- **GOAL**: Count the lines below that contain the word "Survey" and give only the number.

- **DATA LINES**:
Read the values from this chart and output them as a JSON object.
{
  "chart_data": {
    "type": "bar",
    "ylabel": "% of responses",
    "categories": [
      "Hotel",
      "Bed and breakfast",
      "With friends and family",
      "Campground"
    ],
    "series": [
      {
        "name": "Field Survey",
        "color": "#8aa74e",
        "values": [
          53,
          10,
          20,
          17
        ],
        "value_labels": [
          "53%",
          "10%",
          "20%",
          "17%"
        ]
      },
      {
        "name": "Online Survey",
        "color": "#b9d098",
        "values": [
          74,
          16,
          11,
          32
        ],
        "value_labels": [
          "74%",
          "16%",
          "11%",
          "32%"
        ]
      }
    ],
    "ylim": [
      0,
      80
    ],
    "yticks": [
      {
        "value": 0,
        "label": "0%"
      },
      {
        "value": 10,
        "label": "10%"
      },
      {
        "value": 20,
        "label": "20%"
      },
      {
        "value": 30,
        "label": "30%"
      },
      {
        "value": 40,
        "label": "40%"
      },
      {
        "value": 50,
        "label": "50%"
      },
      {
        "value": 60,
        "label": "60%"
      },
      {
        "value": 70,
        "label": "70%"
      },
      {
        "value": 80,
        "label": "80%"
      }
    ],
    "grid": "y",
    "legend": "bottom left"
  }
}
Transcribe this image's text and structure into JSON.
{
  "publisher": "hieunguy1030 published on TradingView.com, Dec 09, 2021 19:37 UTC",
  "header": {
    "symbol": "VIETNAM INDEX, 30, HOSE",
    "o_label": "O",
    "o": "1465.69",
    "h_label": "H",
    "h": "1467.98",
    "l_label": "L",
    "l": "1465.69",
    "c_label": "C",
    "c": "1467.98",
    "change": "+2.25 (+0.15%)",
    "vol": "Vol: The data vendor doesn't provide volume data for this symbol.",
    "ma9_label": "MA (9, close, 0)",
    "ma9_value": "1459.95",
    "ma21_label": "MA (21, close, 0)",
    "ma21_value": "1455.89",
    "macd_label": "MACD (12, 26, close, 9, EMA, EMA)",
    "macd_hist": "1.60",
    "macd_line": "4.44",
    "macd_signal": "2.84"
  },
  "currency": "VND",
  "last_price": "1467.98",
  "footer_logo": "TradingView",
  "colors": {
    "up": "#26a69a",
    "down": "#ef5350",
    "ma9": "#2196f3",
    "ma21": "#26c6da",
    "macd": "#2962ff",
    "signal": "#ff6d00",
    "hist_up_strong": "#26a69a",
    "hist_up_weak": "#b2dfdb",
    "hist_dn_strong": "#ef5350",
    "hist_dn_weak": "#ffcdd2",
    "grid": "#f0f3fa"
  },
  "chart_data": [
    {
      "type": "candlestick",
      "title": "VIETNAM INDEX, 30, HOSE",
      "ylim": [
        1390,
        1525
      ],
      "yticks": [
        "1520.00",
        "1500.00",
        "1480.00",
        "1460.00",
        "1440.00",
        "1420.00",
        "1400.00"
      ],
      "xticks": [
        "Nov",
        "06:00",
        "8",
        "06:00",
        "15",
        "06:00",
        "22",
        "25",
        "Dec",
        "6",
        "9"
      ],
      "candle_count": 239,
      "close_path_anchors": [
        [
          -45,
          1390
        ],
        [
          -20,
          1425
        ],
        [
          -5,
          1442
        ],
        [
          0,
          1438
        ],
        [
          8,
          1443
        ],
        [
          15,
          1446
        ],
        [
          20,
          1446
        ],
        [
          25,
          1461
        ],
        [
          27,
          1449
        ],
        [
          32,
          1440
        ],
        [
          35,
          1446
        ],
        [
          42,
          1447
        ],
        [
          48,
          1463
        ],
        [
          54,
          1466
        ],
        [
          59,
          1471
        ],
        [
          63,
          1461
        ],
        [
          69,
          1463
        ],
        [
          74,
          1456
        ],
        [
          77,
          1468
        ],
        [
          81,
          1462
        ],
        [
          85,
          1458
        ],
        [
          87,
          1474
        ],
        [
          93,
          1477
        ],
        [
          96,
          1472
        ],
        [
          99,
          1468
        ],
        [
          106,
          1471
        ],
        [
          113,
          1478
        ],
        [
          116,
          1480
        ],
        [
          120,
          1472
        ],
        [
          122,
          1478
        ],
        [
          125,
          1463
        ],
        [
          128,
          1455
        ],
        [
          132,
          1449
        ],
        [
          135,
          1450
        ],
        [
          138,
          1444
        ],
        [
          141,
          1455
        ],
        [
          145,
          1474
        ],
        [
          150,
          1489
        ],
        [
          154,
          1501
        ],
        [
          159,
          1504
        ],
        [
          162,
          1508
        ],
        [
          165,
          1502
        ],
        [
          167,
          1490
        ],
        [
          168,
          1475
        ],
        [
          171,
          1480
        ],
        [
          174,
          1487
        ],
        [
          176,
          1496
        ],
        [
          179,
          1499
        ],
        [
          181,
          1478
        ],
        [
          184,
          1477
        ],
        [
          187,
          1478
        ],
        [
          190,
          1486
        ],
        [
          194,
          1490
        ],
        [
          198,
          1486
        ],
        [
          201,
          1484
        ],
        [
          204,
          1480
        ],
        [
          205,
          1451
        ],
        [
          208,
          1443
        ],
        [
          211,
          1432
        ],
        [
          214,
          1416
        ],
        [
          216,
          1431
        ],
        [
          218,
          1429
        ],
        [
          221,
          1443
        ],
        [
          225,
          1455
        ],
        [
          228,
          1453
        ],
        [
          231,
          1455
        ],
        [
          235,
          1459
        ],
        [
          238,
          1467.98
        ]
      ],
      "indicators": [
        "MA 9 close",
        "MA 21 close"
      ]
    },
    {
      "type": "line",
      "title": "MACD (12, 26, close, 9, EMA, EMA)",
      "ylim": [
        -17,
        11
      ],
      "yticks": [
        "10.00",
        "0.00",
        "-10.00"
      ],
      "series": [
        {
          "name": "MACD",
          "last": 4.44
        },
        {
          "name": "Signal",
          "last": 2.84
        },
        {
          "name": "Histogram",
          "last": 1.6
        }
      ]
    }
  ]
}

- **CORRECT RESPONSE**: 2